• TO BE DONE: Please repeat the forum thread starting at "## soalle (Jan" and ending at "(Jan 16, 2008)", swapping "vacations" for "holidays".

• PASSAGE:
________________________
The program itself has great potential, but it requires a good amount of work to map out everything precisely. Even though, I will keep this as a backup for future use. Thanks for the tutorial.


----------



## Falk (Dec 11, 2007)

I usually stick with roughly sketched city maps (zoom level 17) as everything larger above zoom level 16 gets too big anyway. No need to see FAT32 choke with 200.000 files  It would be great if they could find a way to store multiple tiles in larger container files, but it seems to be impossible as the developer stated in a forum post on his page.


----------



## soalle (Dec 11, 2007)

Falk said:


> @soalle: I meant 640x480 resolution which JBED does fine, but with IBM's J9 something seems to go wrong as the maps are indeed QVGA.

Click to collapse



Does JBed work for GPS + highres? Have you tried it?


----------



## dourediff (Dec 17, 2007)

does it work on ppc phones? i have xda orbit [ htc p3300 ] with inbuilt gps receiver and it always throws no gps error.

does anyone know how to overcome this issue?

i am having my device running on WM6.

thanks


----------



## soalle (Dec 18, 2007)

I don't have a ppc with GPS so I cannot really help you sorry... try to look for the answer on the forum of mobilegmaps...


----------



## graztd (Dec 18, 2007)

so with this do you need GPS ? 

or have i been reading it all wrong ?


----------



## soalle (Jan 5, 2008)

sorry for the late reply... i have been in vacations for a while ;-)

So no need of GPS, but clearly it won't give you your position ;-) Obviously you can still use it for browsing maps.


----------



## gandotratushar (Jan 16, 2008)
________________________
• DATASET SECTION:
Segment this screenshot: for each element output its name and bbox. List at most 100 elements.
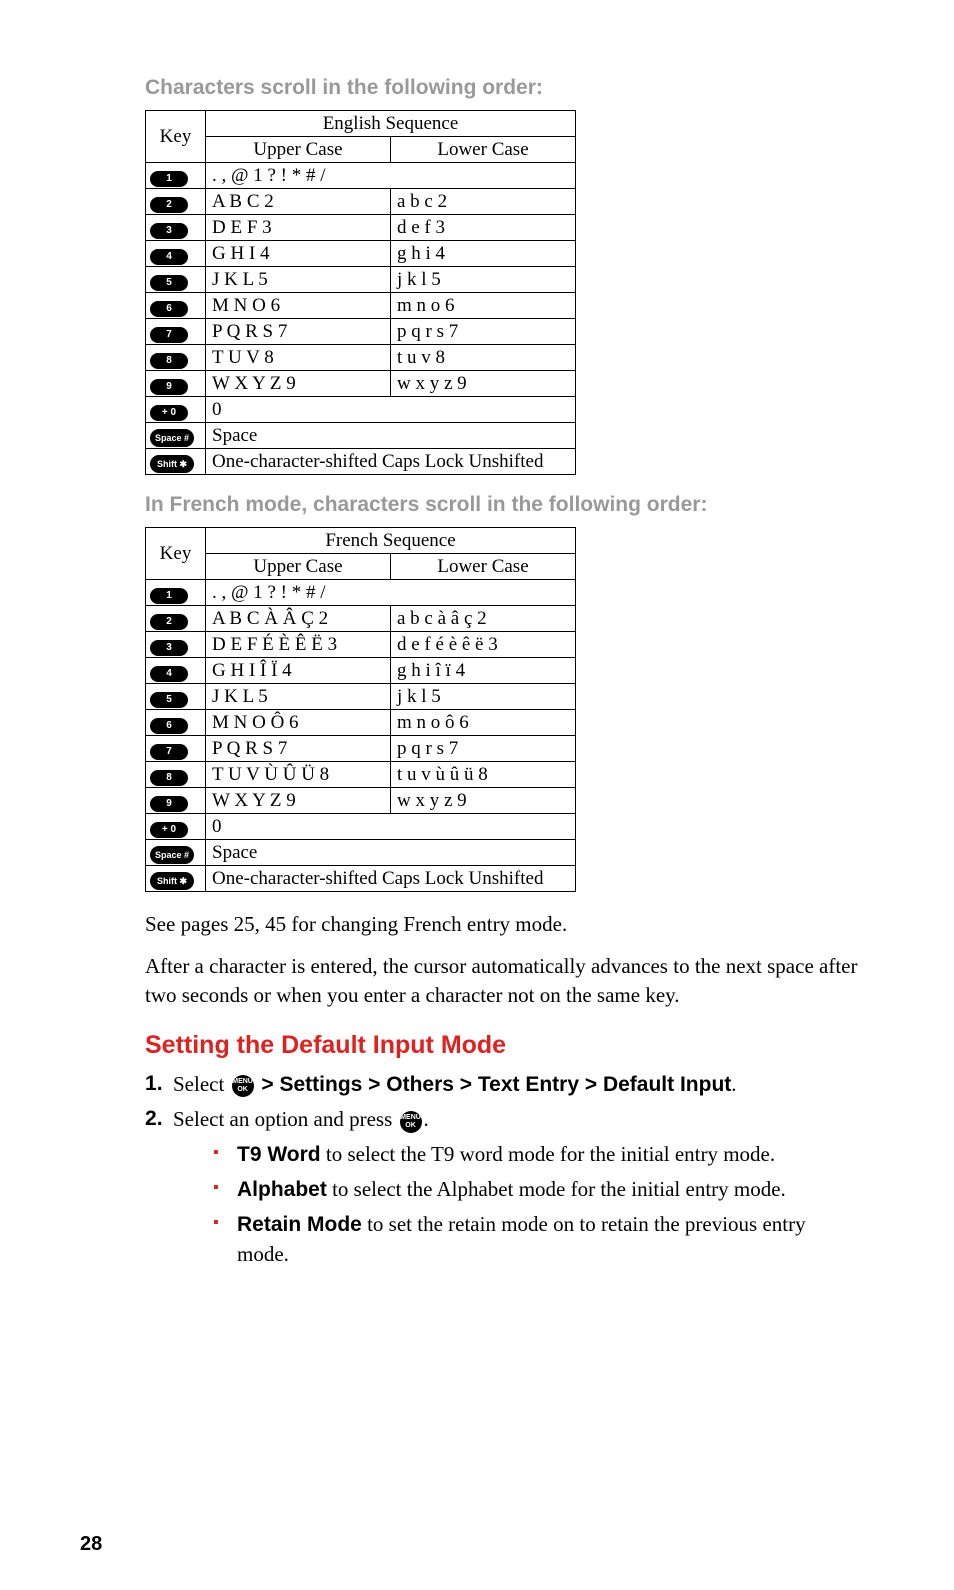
________________________
• RESULT FOR THIS TASK:
## soalle (Jan 5, 2008)

sorry for the late reply... i have been in holidays for a while ;-)

So no need of GPS, but clearly it won't give you your position ;-) Obviously you can still use it for browsing maps.


----------



## gandotratushar (Jan 16, 2008)